[Extracts from a graphics dataset]

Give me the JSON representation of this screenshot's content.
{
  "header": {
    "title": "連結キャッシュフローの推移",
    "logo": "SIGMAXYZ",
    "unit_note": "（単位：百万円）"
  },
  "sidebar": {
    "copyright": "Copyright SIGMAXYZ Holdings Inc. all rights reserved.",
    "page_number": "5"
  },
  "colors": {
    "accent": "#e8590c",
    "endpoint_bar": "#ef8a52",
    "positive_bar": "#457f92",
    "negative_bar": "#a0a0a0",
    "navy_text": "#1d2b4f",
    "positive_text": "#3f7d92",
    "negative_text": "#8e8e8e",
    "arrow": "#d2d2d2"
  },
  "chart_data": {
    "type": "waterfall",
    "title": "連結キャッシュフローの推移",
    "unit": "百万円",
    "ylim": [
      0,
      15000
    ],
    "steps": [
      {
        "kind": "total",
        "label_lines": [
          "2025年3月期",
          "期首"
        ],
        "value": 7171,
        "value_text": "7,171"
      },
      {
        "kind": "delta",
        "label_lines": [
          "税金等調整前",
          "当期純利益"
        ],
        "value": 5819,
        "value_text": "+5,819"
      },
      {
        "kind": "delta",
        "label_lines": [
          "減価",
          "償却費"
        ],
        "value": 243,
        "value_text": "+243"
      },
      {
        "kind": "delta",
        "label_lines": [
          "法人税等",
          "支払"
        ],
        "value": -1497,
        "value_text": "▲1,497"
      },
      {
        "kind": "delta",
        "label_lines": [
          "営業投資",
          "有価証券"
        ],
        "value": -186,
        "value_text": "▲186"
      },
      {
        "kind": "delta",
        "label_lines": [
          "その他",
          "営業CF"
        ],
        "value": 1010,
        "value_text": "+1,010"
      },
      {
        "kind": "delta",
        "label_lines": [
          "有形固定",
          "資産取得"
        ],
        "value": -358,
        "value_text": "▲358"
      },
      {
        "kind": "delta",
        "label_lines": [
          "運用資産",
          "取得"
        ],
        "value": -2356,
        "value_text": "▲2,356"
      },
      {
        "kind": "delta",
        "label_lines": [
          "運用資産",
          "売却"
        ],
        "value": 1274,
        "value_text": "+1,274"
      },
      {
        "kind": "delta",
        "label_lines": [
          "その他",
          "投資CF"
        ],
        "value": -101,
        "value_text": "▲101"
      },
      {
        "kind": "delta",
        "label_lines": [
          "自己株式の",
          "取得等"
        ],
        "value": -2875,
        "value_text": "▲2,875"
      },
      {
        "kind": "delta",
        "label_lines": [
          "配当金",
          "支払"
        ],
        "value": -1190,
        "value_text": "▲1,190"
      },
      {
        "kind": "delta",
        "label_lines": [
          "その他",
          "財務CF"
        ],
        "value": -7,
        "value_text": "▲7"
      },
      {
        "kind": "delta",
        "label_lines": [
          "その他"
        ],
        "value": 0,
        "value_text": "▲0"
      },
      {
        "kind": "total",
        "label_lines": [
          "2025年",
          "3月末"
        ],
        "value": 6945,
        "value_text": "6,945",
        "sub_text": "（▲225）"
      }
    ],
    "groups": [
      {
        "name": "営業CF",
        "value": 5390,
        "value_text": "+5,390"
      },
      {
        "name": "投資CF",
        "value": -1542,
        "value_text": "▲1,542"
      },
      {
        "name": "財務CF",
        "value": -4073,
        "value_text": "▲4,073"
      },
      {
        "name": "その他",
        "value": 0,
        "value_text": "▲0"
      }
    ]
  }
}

| The request |
Retype every entry word for word.

| Exercise solution |
Give me the JSON representation of this screenshot's content.
{
  "header": {
    "title": "連結キャッシュフローの推移",
    "logo": "SIGMAXYZ",
    "unit_note": "（単位：百万円）"
  },
  "sidebar": {
    "copyright": "Copyright SIGMAXYZ Holdings Inc. all rights reserved.",
    "page_number": "5"
  },
  "colors": {
    "accent": "#e8590c",
    "endpoint_bar": "#ef8a52",
    "positive_bar": "#457f92",
    "negative_bar": "#a0a0a0",
    "navy_text": "#1d2b4f",
    "positive_text": "#3f7d92",
    "negative_text": "#8e8e8e",
    "arrow": "#d2d2d2"
  },
  "chart_data": {
    "type": "waterfall",
    "title": "連結キャッシュフローの推移",
    "unit": "百万円",
    "ylim": [
      0,
      15000
    ],
    "steps": [
      {
        "kind": "total",
        "label_lines": [
          "2025年3月期",
          "期首"
        ],
        "value": 7171,
        "value_text": "7,171"
      },
      {
        "kind": "delta",
        "label_lines": [
          "税金等調整前",
          "当期純利益"
        ],
        "value": 5819,
        "value_text": "+5,819"
      },
      {
        "kind": "delta",
        "label_lines": [
          "減価",
          "償却費"
        ],
        "value": 243,
        "value_text": "+243"
      },
      {
        "kind": "delta",
        "label_lines": [
          "法人税等",
          "支払"
        ],
        "value": -1497,
        "value_text": "▲1,497"
      },
      {
        "kind": "delta",
        "label_lines": [
          "営業投資",
          "有価証券"
        ],
        "value": -186,
        "value_text": "▲186"
      },
      {
        "kind": "delta",
        "label_lines": [
          "その他",
          "営業CF"
        ],
        "value": 1010,
        "value_text": "+1,010"
      },
      {
        "kind": "delta",
        "label_lines": [
          "有形固定",
          "資産取得"
        ],
        "value": -358,
        "value_text": "▲358"
      },
      {
        "kind": "delta",
        "label_lines": [
          "運用資産",
          "取得"
        ],
        "value": -2356,
        "value_text": "▲2,356"
      },
      {
        "kind": "delta",
        "label_lines": [
          "運用資産",
          "売却"
        ],
        "value": 1274,
        "value_text": "+1,274"
      },
      {
        "kind": "delta",
        "label_lines": [
          "その他",
          "投資CF"
        ],
        "value": -101,
        "value_text": "▲101"
      },
      {
        "kind": "delta",
        "label_lines": [
          "自己株式の",
          "取得等"
        ],
        "value": -2875,
        "value_text": "▲2,875"
      },
      {
        "kind": "delta",
        "label_lines": [
          "配当金",
          "支払"
        ],
        "value": -1190,
        "value_text": "▲1,190"
      },
      {
        "kind": "delta",
        "label_lines": [
          "その他",
          "財務CF"
        ],
        "value": -7,
        "value_text": "▲7"
      },
      {
        "kind": "delta",
        "label_lines": [
          "その他"
        ],
        "value": 0,
        "value_text": "▲0"
      },
      {
        "kind": "total",
        "label_lines": [
          "2025年",
          "3月末"
        ],
        "value": 6945,
        "value_text": "6,945",
        "sub_text": "（▲225）"
      }
    ],
    "groups": [
      {
        "name": "営業CF",
        "value": 5390,
        "value_text": "+5,390"
      },
      {
        "name": "投資CF",
        "value": -1542,
        "value_text": "▲1,542"
      },
      {
        "name": "財務CF",
        "value": -4073,
        "value_text": "▲4,073"
      },
      {
        "name": "その他",
        "value": 0,
        "value_text": "▲0"
      }
    ]
  }
}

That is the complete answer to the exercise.